▶ Aim of the exercise
Only the pictures are left out: repeat the rest of the entries exactly.
** start of Dataset content **
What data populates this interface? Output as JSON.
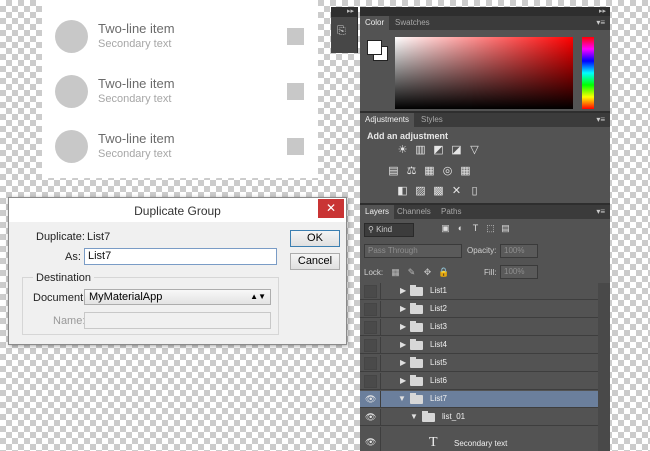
{
  "canvas": {
    "items": [
      {
        "primary": "Two-line item",
        "secondary": "Secondary text"
      },
      {
        "primary": "Two-line item",
        "secondary": "Secondary text"
      },
      {
        "primary": "Two-line item",
        "secondary": "Secondary text"
      }
    ]
  },
  "dialog": {
    "title": "Duplicate Group",
    "close_glyph": "✕",
    "duplicate_label": "Duplicate:",
    "duplicate_value": "List7",
    "as_label": "As:",
    "as_value": "List7",
    "destination_legend": "Destination",
    "document_label": "Document:",
    "document_value": "MyMaterialApp",
    "name_label": "Name:",
    "name_value": "",
    "ok_label": "OK",
    "cancel_label": "Cancel"
  },
  "photoshop": {
    "collapse_glyph": "▸▸",
    "color_tabs": [
      "Color",
      "Swatches"
    ],
    "adjust_tabs": [
      "Adjustments",
      "Styles"
    ],
    "adjust_title": "Add an adjustment",
    "adjust_rows": [
      [
        "☀",
        "▥",
        "◩",
        "◪",
        "▽"
      ],
      [
        "▤",
        "⚖",
        "▦",
        "◎",
        "▦"
      ],
      [
        "◧",
        "▨",
        "▩",
        "✕",
        "▯"
      ]
    ],
    "layers_tabs": [
      "Layers",
      "Channels",
      "Paths"
    ],
    "kind_label": "Kind",
    "filter_icons": [
      "▣",
      "◐",
      "T",
      "⬚",
      "▤"
    ],
    "blend_mode": "Pass Through",
    "opacity_label": "Opacity:",
    "opacity_value": "100%",
    "lock_label": "Lock:",
    "lock_icons": [
      "▦",
      "✎",
      "✥",
      "🔒"
    ],
    "fill_label": "Fill:",
    "fill_value": "100%",
    "layers": [
      {
        "name": "List1",
        "expanded": false,
        "visible": false
      },
      {
        "name": "List2",
        "expanded": false,
        "visible": false
      },
      {
        "name": "List3",
        "expanded": false,
        "visible": false
      },
      {
        "name": "List4",
        "expanded": false,
        "visible": false
      },
      {
        "name": "List5",
        "expanded": false,
        "visible": false
      },
      {
        "name": "List6",
        "expanded": false,
        "visible": false
      },
      {
        "name": "List7",
        "expanded": true,
        "visible": true,
        "selected": true
      },
      {
        "name": "list_01",
        "expanded": true,
        "visible": true,
        "indent": 1
      },
      {
        "name": "Secondary text",
        "type": "text",
        "visible": true,
        "indent": 2
      }
    ],
    "colors": {
      "panel_bg": "#535353",
      "selected_row": "#6b7f9c",
      "dialog_close": "#c93434"
    }
  }
}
** end of Dataset content **
▶ Output for this task
What data populates this interface? Output as JSON.
{
  "canvas": {
    "items": [
      {
        "primary": "Two-line item",
        "secondary": "Secondary text"
      },
      {
        "primary": "Two-line item",
        "secondary": "Secondary text"
      },
      {
        "primary": "Two-line item",
        "secondary": "Secondary text"
      }
    ]
  },
  "dialog": {
    "title": "Duplicate Group",
    "close_glyph": "✕",
    "duplicate_label": "Duplicate:",
    "duplicate_value": "List7",
    "as_label": "As:",
    "as_value": "List7",
    "destination_legend": "Destination",
    "document_label": "Document:",
    "document_value": "MyMaterialApp",
    "name_label": "Name:",
    "name_value": "",
    "ok_label": "OK",
    "cancel_label": "Cancel"
  },
  "photoshop": {
    "collapse_glyph": "▸▸",
    "color_tabs": [
      "Color",
      "Swatches"
    ],
    "adjust_tabs": [
      "Adjustments",
      "Styles"
    ],
    "adjust_title": "Add an adjustment",
    "adjust_rows": [
      [
        "☀",
        "▥",
        "◩",
        "◪",
        "▽"
      ],
      [
        "▤",
        "⚖",
        "▦",
        "◎",
        "▦"
      ],
      [
        "◧",
        "▨",
        "▩",
        "✕",
        "▯"
      ]
    ],
    "layers_tabs": [
      "Layers",
      "Channels",
      "Paths"
    ],
    "kind_label": "Kind",
    "filter_icons": [
      "▣",
      "◐",
      "T",
      "⬚",
      "▤"
    ],
    "blend_mode": "Pass Through",
    "opacity_label": "Opacity:",
    "opacity_value": "100%",
    "lock_label": "Lock:",
    "lock_icons": [
      "▦",
      "✎",
      "✥",
      "🔒"
    ],
    "fill_label": "Fill:",
    "fill_value": "100%",
    "layers": [
      {
        "name": "List1",
        "expanded": false,
        "visible": false
      },
      {
        "name": "List2",
        "expanded": false,
        "visible": false
      },
      {
        "name": "List3",
        "expanded": false,
        "visible": false
      },
      {
        "name": "List4",
        "expanded": false,
        "visible": false
      },
      {
        "name": "List5",
        "expanded": false,
        "visible": false
      },
      {
        "name": "List6",
        "expanded": false,
        "visible": false
      },
      {
        "name": "List7",
        "expanded": true,
        "visible": true,
        "selected": true
      },
      {
        "name": "list_01",
        "expanded": true,
        "visible": true,
        "indent": 1
      },
      {
        "name": "Secondary text",
        "type": "text",
        "visible": true,
        "indent": 2
      }
    ],
    "colors": {
      "panel_bg": "#535353",
      "selected_row": "#6b7f9c",
      "dialog_close": "#c93434"
    }
  }
}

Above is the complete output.